Time and Space Complexity

The given code snippet is a Python method designed to validate a binary tree given the number of nodes n and two lists denoting the indices of left and right children. The function utilizes the Union-Find algorithm, also known as the Disjoint Set Union (DSU) algorithm, to determine if the given input constitutes a valid tree structure.

Time Complexity

The time complexity of this algorithm is primarily determined by two factors: the traversals over the leftChild and rightChild lists, and the union-find operations.

  1. Iterating over the leftChild and rightChild lists occurs once for each node in the binary tree. This operation has a linear time complexity of O(n) because each node's children are checked exactly once.

  2. The union-find operations consist of the find function, which includes path compression. While a naïve implementation of union-find has a time complexity approaching O(n) for each find operation, path compression optimizes this to an amortized time complexity of approximately O(α(n)), where α(n) is the inverse Ackermann function. The inverse Ackermann function grows extremely slowly and, for all practical purposes, can be considered almost constant.

Considering these factors, the overall time complexity of the union-find operations is O(n * α(n)). However, due to the extremely slow growth of the α(n) term, the time complexity is effectively O(n). Therefore, the total time complexity of the validateBinaryTreeNodes function is O(n).

• • • • • • •

Echo the part of the complexity analysis from "Considering these factors, the" to "function is O(n)." word for word. The entries that follow are separate material and have no connection to the complexity analysis.

• • • • • • •

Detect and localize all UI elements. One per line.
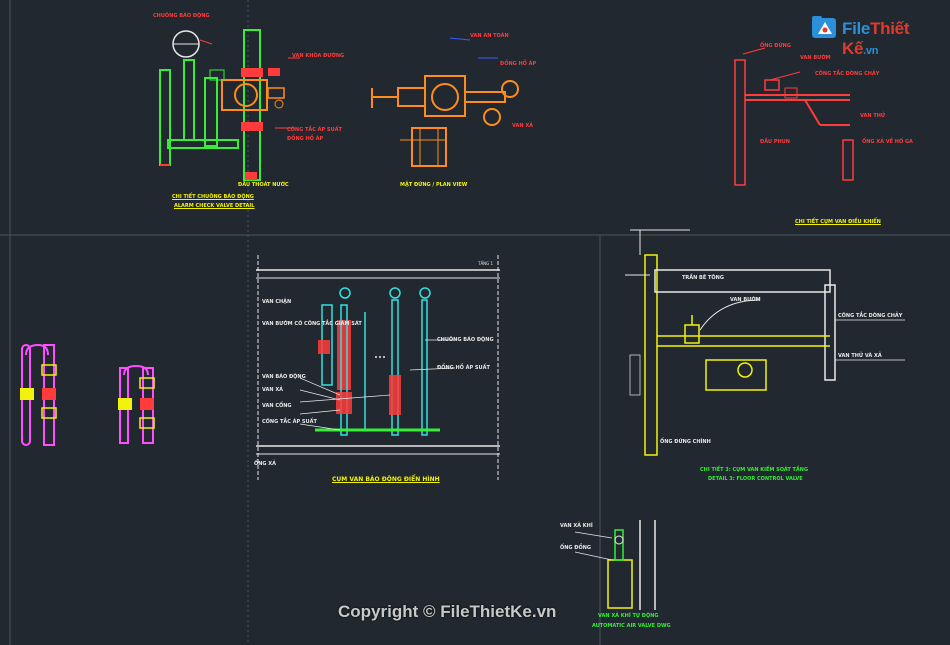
detail3-title: CHI TIẾT CỤM VAN ĐIỀU KHIỂN [795, 219, 881, 225]
station-drain-valve-label: VAN XẢ [262, 387, 284, 393]
filethietke-logo: FileThiết Kế.vn [810, 12, 918, 58]
flow-switch-label: CÔNG TẮC DÒNG CHẢY [815, 71, 880, 77]
alarm-valve-label: VAN BÁO ĐỘNG [262, 374, 306, 380]
drain-pipe-bottom-label: ỐNG XẢ [254, 461, 277, 467]
station-pressure-switch-label: CÔNG TẮC ÁP SUẤT [262, 419, 317, 425]
station-gauge-label: ĐỒNG HỒ ÁP SUẤT [437, 365, 490, 371]
supervised-butterfly-valve-label: VAN BƯỚM CÓ CÔNG TẮC GIÁM SÁT [262, 321, 362, 327]
valve-symbol-pair-left[interactable] [20, 343, 155, 446]
control-valve-detail[interactable] [734, 47, 854, 186]
sprinkler-head-label: ĐẦU PHUN [760, 139, 790, 145]
plan-view-valve-detail[interactable] [371, 37, 519, 167]
detail6-title-en: AUTOMATIC AIR VALVE DWG [592, 623, 671, 629]
detail2-drain-label: VAN XẢ [512, 123, 534, 129]
alarm-bell-label: CHUÔNG BÁO ĐỘNG [153, 13, 210, 19]
detail6-title-vi: VAN XẢ KHÍ TỰ ĐỘNG [598, 613, 659, 619]
test-valve-label: VAN THỬ [860, 113, 886, 119]
station-alarm-bell-label: CHUÔNG BÁO ĐỘNG [437, 337, 494, 343]
safety-valve-label: VAN AN TOÀN [470, 33, 509, 39]
folder-logo-icon [812, 16, 836, 38]
cad-drawing-canvas[interactable] [0, 0, 950, 645]
automatic-air-valve-detail[interactable] [574, 520, 656, 610]
stop-valve-label: VAN CHẶN [262, 299, 292, 305]
alarm-check-valve-detail[interactable] [159, 29, 300, 181]
detail1-title-vi: CHI TIẾT CHUÔNG BÁO ĐỘNG [172, 194, 254, 200]
test-drain-valve-label: VAN THỬ VÀ XẢ [838, 353, 882, 359]
air-valve-label: VAN XẢ KHÍ [560, 523, 593, 529]
detail2-gauge-label: ĐỒNG HỒ ÁP [500, 61, 537, 67]
concrete-slab-label: TRẦN BÊ TÔNG [682, 275, 724, 281]
detail5-title-en: DETAIL 3: FLOOR CONTROL VALVE [708, 476, 803, 482]
logo-text-file: File [842, 19, 871, 38]
drain-pipe-label: ỐNG XẢ VỀ HỐ GA [862, 139, 913, 145]
pressure-gauge-label: ĐỒNG HỒ ÁP [287, 136, 324, 142]
pressure-switch-label: CÔNG TẮC ÁP SUẤT [287, 127, 342, 133]
detail5-title-vi: CHI TIẾT 3: CỤM VAN KIỂM SOÁT TẦNG [700, 467, 809, 473]
copper-pipe-label: ỐNG ĐỒNG [560, 545, 592, 551]
butterfly-valve-label: VAN BƯỚM [800, 55, 831, 61]
viewport-frame [0, 0, 950, 645]
level-label: TẦNG 1 [478, 261, 494, 266]
floor-flow-switch-label: CÔNG TẮC DÒNG CHẢY [838, 313, 903, 319]
logo-text-domain: .vn [863, 45, 879, 57]
floor-butterfly-valve-label: VAN BƯỚM [730, 297, 761, 303]
riser-label: ỐNG ĐỨNG [760, 43, 791, 49]
detail2-title: MẶT ĐỨNG / PLAN VIEW [400, 182, 468, 188]
main-riser-label: ỐNG ĐỨNG CHÍNH [660, 439, 711, 445]
floor-control-valve-detail[interactable] [625, 229, 905, 456]
shutoff-valve-label: VAN KHÓA ĐƯỜNG [292, 53, 345, 59]
drain-outlet-label: ĐẦU THOÁT NƯỚC [238, 182, 289, 188]
gate-valve-label: VAN CỔNG [262, 403, 292, 409]
detail1-title-en: ALARM CHECK VALVE DETAIL [174, 203, 255, 209]
detail4-title: CỤM VAN BÁO ĐỘNG ĐIỂN HÌNH [332, 476, 440, 483]
copyright-watermark: Copyright © FileThietKe.vn [338, 602, 557, 621]
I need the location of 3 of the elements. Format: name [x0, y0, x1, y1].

• • • • • • •

## Answer
Considering these factors, the overall time complexity of the union-find operations is O(n * α(n)). However, due to the extremely slow growth of the α(n) term, the time complexity is effectively O(n). Therefore, the total time complexity of the validateBinaryTreeNodes function is O(n).